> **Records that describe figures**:
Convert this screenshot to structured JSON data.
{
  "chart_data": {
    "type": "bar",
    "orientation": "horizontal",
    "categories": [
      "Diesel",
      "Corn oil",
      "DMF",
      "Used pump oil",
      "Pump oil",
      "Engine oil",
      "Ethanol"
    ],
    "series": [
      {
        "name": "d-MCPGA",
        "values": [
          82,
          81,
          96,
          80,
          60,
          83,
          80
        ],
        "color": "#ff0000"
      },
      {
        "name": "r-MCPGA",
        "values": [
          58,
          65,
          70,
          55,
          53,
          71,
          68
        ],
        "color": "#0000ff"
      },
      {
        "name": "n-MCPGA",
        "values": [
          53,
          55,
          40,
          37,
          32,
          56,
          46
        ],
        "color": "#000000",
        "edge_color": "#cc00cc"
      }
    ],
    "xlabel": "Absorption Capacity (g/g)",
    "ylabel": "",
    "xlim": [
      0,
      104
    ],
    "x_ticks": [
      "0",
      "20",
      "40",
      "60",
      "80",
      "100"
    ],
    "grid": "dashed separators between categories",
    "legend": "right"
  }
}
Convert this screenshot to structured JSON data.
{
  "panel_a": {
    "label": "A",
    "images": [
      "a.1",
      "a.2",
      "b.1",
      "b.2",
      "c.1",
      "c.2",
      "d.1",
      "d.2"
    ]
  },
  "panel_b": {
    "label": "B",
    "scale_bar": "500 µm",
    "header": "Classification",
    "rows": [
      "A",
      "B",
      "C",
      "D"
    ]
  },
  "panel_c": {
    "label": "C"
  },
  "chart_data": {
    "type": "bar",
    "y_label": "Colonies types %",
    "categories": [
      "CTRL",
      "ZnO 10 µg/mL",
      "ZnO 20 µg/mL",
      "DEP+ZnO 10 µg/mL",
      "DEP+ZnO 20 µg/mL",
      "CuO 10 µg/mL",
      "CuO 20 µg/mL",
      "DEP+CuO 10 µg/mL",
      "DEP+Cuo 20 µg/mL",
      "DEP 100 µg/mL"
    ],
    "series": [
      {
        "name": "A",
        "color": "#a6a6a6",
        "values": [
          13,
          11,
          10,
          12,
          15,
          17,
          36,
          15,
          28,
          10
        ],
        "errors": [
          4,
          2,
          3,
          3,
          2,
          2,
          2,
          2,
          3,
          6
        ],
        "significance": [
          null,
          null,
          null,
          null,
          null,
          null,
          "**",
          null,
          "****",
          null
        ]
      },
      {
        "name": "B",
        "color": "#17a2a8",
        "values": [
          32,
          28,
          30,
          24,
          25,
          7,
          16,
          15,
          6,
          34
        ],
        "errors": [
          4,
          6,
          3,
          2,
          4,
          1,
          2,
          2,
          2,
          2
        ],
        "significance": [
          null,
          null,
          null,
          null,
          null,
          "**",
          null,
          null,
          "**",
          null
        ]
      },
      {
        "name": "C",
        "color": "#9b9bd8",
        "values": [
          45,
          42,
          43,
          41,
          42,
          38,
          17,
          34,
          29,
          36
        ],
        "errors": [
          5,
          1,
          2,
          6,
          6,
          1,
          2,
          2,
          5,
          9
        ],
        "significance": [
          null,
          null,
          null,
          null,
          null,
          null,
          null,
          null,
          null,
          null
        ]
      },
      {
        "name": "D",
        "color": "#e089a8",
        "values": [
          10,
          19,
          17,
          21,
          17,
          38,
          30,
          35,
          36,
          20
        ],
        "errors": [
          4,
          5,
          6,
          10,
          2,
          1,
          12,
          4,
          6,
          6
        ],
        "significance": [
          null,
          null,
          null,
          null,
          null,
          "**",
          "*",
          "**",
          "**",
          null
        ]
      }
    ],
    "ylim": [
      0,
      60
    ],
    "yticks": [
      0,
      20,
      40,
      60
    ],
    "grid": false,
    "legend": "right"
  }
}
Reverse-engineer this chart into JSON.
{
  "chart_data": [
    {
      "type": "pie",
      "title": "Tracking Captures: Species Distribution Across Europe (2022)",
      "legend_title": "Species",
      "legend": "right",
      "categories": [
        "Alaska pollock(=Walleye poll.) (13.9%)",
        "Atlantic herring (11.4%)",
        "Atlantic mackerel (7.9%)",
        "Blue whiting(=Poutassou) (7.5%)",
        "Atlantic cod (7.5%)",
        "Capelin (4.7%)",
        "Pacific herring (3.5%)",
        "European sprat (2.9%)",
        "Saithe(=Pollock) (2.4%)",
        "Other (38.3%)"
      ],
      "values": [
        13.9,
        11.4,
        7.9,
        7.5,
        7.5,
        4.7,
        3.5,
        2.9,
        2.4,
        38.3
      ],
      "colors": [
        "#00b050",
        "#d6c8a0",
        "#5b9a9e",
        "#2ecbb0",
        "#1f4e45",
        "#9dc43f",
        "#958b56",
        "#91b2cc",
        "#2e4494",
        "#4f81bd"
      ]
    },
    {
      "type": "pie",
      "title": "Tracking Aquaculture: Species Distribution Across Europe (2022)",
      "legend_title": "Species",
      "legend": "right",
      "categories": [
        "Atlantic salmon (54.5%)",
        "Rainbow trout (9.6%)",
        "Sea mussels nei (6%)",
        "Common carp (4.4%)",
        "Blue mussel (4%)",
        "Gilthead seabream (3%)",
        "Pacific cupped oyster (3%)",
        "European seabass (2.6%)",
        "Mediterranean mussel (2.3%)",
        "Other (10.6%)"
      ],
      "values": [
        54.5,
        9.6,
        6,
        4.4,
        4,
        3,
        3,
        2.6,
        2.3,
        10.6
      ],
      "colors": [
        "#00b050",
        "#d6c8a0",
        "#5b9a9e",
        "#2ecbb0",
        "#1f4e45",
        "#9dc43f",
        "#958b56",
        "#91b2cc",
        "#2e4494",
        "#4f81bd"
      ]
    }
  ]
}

> **What to do**: Restate all of the entries above precisely.

> **Output for this exercise**:
Convert this screenshot to structured JSON data.
{
  "chart_data": {
    "type": "bar",
    "orientation": "horizontal",
    "categories": [
      "Diesel",
      "Corn oil",
      "DMF",
      "Used pump oil",
      "Pump oil",
      "Engine oil",
      "Ethanol"
    ],
    "series": [
      {
        "name": "d-MCPGA",
        "values": [
          82,
          81,
          96,
          80,
          60,
          83,
          80
        ],
        "color": "#ff0000"
      },
      {
        "name": "r-MCPGA",
        "values": [
          58,
          65,
          70,
          55,
          53,
          71,
          68
        ],
        "color": "#0000ff"
      },
      {
        "name": "n-MCPGA",
        "values": [
          53,
          55,
          40,
          37,
          32,
          56,
          46
        ],
        "color": "#000000",
        "edge_color": "#cc00cc"
      }
    ],
    "xlabel": "Absorption Capacity (g/g)",
    "ylabel": "",
    "xlim": [
      0,
      104
    ],
    "x_ticks": [
      "0",
      "20",
      "40",
      "60",
      "80",
      "100"
    ],
    "grid": "dashed separators between categories",
    "legend": "right"
  }
}
Convert this screenshot to structured JSON data.
{
  "panel_a": {
    "label": "A",
    "images": [
      "a.1",
      "a.2",
      "b.1",
      "b.2",
      "c.1",
      "c.2",
      "d.1",
      "d.2"
    ]
  },
  "panel_b": {
    "label": "B",
    "scale_bar": "500 µm",
    "header": "Classification",
    "rows": [
      "A",
      "B",
      "C",
      "D"
    ]
  },
  "panel_c": {
    "label": "C"
  },
  "chart_data": {
    "type": "bar",
    "y_label": "Colonies types %",
    "categories": [
      "CTRL",
      "ZnO 10 µg/mL",
      "ZnO 20 µg/mL",
      "DEP+ZnO 10 µg/mL",
      "DEP+ZnO 20 µg/mL",
      "CuO 10 µg/mL",
      "CuO 20 µg/mL",
      "DEP+CuO 10 µg/mL",
      "DEP+Cuo 20 µg/mL",
      "DEP 100 µg/mL"
    ],
    "series": [
      {
        "name": "A",
        "color": "#a6a6a6",
        "values": [
          13,
          11,
          10,
          12,
          15,
          17,
          36,
          15,
          28,
          10
        ],
        "errors": [
          4,
          2,
          3,
          3,
          2,
          2,
          2,
          2,
          3,
          6
        ],
        "significance": [
          null,
          null,
          null,
          null,
          null,
          null,
          "**",
          null,
          "****",
          null
        ]
      },
      {
        "name": "B",
        "color": "#17a2a8",
        "values": [
          32,
          28,
          30,
          24,
          25,
          7,
          16,
          15,
          6,
          34
        ],
        "errors": [
          4,
          6,
          3,
          2,
          4,
          1,
          2,
          2,
          2,
          2
        ],
        "significance": [
          null,
          null,
          null,
          null,
          null,
          "**",
          null,
          null,
          "**",
          null
        ]
      },
      {
        "name": "C",
        "color": "#9b9bd8",
        "values": [
          45,
          42,
          43,
          41,
          42,
          38,
          17,
          34,
          29,
          36
        ],
        "errors": [
          5,
          1,
          2,
          6,
          6,
          1,
          2,
          2,
          5,
          9
        ],
        "significance": [
          null,
          null,
          null,
          null,
          null,
          null,
          null,
          null,
          null,
          null
        ]
      },
      {
        "name": "D",
        "color": "#e089a8",
        "values": [
          10,
          19,
          17,
          21,
          17,
          38,
          30,
          35,
          36,
          20
        ],
        "errors": [
          4,
          5,
          6,
          10,
          2,
          1,
          12,
          4,
          6,
          6
        ],
        "significance": [
          null,
          null,
          null,
          null,
          null,
          "**",
          "*",
          "**",
          "**",
          null
        ]
      }
    ],
    "ylim": [
      0,
      60
    ],
    "yticks": [
      0,
      20,
      40,
      60
    ],
    "grid": false,
    "legend": "right"
  }
}
Reverse-engineer this chart into JSON.
{
  "chart_data": [
    {
      "type": "pie",
      "title": "Tracking Captures: Species Distribution Across Europe (2022)",
      "legend_title": "Species",
      "legend": "right",
      "categories": [
        "Alaska pollock(=Walleye poll.) (13.9%)",
        "Atlantic herring (11.4%)",
        "Atlantic mackerel (7.9%)",
        "Blue whiting(=Poutassou) (7.5%)",
        "Atlantic cod (7.5%)",
        "Capelin (4.7%)",
        "Pacific herring (3.5%)",
        "European sprat (2.9%)",
        "Saithe(=Pollock) (2.4%)",
        "Other (38.3%)"
      ],
      "values": [
        13.9,
        11.4,
        7.9,
        7.5,
        7.5,
        4.7,
        3.5,
        2.9,
        2.4,
        38.3
      ],
      "colors": [
        "#00b050",
        "#d6c8a0",
        "#5b9a9e",
        "#2ecbb0",
        "#1f4e45",
        "#9dc43f",
        "#958b56",
        "#91b2cc",
        "#2e4494",
        "#4f81bd"
      ]
    },
    {
      "type": "pie",
      "title": "Tracking Aquaculture: Species Distribution Across Europe (2022)",
      "legend_title": "Species",
      "legend": "right",
      "categories": [
        "Atlantic salmon (54.5%)",
        "Rainbow trout (9.6%)",
        "Sea mussels nei (6%)",
        "Common carp (4.4%)",
        "Blue mussel (4%)",
        "Gilthead seabream (3%)",
        "Pacific cupped oyster (3%)",
        "European seabass (2.6%)",
        "Mediterranean mussel (2.3%)",
        "Other (10.6%)"
      ],
      "values": [
        54.5,
        9.6,
        6,
        4.4,
        4,
        3,
        3,
        2.6,
        2.3,
        10.6
      ],
      "colors": [
        "#00b050",
        "#d6c8a0",
        "#5b9a9e",
        "#2ecbb0",
        "#1f4e45",
        "#9dc43f",
        "#958b56",
        "#91b2cc",
        "#2e4494",
        "#4f81bd"
      ]
    }
  ]
}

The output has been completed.